▶ **WORK TO DO**
Find and return each line containing "title".

▶ **RECORDS SUPPLIED**

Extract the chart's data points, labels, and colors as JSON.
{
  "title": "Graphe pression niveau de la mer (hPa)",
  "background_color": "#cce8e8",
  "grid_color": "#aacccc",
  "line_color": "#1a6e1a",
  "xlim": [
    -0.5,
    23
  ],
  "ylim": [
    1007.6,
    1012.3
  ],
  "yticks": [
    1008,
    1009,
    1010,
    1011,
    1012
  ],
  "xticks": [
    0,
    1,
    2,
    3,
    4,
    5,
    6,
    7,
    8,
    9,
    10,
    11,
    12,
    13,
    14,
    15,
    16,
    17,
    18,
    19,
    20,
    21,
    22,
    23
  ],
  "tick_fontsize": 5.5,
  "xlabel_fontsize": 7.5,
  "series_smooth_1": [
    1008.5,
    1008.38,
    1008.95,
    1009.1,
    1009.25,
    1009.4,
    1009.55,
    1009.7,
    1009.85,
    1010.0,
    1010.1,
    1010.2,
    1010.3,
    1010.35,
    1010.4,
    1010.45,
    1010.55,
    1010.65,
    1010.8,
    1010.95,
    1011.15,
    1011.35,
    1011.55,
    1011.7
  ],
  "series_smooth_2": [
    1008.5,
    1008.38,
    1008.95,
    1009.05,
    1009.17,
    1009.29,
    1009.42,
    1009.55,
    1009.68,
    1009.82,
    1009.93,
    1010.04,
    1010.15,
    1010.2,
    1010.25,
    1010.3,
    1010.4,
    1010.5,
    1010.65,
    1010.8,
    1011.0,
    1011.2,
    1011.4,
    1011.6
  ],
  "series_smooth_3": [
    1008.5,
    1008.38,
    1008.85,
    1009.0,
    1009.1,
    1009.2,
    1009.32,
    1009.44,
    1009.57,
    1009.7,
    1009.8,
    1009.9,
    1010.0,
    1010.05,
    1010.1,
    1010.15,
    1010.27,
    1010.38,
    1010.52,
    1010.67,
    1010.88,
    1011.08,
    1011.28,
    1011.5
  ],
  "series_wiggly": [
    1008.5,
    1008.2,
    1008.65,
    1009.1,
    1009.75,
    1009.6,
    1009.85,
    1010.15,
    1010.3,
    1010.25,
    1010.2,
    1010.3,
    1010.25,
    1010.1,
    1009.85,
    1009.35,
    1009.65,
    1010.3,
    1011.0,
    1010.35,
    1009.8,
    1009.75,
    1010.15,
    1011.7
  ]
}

...

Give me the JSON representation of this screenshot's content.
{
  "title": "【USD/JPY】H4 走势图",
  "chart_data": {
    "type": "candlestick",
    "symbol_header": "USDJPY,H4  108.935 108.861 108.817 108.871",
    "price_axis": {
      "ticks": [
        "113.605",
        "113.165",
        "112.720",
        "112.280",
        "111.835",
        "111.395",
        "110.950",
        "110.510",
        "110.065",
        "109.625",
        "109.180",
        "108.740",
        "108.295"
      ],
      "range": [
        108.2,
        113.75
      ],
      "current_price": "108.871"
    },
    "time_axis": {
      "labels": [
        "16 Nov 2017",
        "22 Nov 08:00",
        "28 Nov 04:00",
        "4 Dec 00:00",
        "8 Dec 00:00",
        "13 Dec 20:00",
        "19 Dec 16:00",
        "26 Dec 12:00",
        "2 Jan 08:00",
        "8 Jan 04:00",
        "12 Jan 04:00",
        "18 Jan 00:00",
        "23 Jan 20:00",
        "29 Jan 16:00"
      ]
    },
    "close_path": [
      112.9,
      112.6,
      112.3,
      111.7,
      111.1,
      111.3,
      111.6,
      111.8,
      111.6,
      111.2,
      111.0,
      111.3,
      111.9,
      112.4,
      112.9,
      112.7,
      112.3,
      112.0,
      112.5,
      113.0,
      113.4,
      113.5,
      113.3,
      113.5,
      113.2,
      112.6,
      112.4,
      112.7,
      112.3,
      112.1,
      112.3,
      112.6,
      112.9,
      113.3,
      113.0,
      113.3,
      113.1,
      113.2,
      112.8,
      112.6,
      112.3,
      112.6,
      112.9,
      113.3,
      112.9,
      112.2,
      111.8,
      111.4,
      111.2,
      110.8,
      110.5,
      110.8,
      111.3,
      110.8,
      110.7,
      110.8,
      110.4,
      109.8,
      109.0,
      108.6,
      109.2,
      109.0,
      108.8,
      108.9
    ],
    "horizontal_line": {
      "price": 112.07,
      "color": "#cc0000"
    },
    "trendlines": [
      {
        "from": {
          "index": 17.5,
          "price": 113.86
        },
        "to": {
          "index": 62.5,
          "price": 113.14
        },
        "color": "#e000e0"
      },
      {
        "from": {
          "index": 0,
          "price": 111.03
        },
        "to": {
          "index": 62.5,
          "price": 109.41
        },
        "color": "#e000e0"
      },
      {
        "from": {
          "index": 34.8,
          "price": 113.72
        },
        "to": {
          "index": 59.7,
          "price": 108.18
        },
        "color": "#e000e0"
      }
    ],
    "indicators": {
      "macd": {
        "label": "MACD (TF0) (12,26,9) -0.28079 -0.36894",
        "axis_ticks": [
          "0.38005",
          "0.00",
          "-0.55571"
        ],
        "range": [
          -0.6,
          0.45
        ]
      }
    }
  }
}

...

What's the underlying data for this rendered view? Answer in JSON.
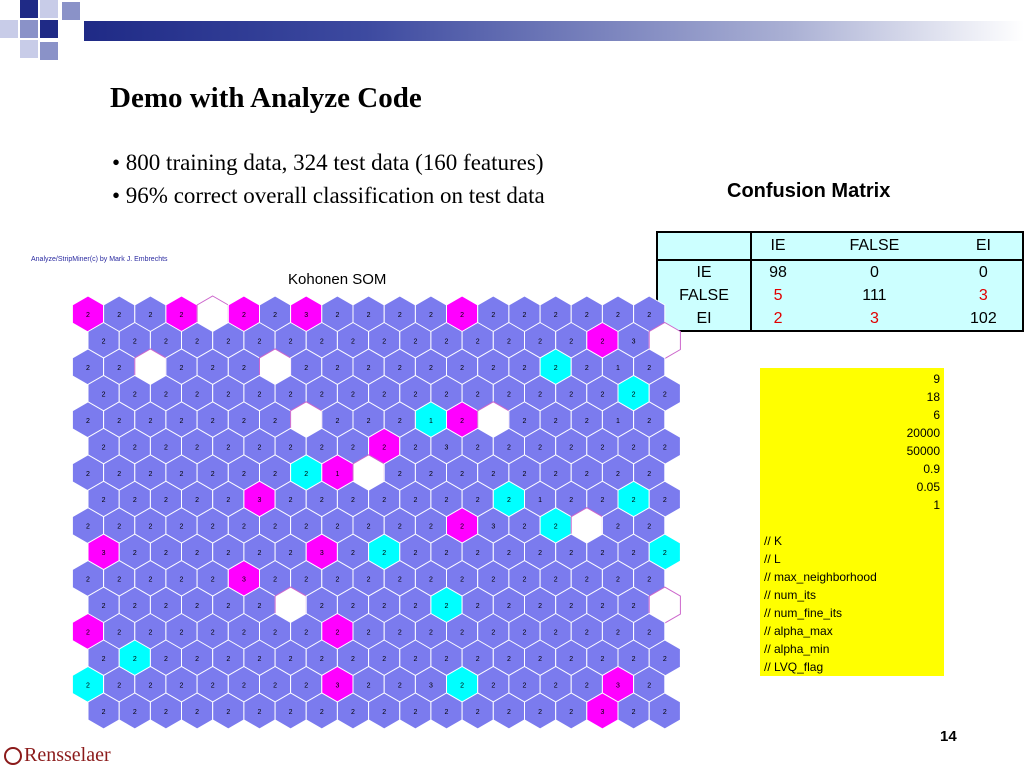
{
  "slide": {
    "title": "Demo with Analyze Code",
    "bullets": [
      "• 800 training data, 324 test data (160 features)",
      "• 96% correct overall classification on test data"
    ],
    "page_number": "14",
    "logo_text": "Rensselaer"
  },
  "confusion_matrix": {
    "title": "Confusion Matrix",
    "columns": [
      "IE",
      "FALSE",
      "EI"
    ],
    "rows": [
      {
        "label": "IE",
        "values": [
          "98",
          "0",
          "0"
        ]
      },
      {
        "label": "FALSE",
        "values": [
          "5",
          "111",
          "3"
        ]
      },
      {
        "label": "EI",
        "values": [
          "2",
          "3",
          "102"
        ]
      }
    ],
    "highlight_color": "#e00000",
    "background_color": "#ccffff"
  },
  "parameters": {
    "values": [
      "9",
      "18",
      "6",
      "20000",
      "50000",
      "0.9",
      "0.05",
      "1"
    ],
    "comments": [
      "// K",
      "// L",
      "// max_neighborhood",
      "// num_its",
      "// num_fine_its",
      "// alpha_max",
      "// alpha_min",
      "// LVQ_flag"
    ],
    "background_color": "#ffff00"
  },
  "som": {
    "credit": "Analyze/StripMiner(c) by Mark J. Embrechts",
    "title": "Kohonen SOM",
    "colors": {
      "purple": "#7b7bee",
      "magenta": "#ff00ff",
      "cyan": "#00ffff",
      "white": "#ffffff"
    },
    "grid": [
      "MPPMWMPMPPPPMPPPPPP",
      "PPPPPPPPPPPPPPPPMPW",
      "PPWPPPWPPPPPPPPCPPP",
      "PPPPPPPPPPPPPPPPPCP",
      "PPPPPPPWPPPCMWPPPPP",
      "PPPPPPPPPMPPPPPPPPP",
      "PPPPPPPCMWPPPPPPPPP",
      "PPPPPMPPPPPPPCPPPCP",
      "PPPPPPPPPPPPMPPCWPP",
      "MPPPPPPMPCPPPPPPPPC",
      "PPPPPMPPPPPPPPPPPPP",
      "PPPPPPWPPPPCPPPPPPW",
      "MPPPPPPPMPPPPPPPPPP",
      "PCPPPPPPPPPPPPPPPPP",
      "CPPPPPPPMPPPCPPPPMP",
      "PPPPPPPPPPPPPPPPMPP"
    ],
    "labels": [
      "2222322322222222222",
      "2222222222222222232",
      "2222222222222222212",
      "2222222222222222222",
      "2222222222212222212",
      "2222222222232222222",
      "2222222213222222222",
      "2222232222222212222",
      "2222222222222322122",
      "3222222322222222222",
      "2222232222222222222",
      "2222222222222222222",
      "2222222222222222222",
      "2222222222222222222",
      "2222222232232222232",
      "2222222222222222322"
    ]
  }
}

▶ **ANSWER TO THE EXERCISE**
  "title": "Graphe pression niveau de la mer (hPa)",
  "title": "【USD/JPY】H4 走势图",
    "title": "Demo with Analyze Code",
    "title": "Confusion Matrix",
    "title": "Kohonen SOM",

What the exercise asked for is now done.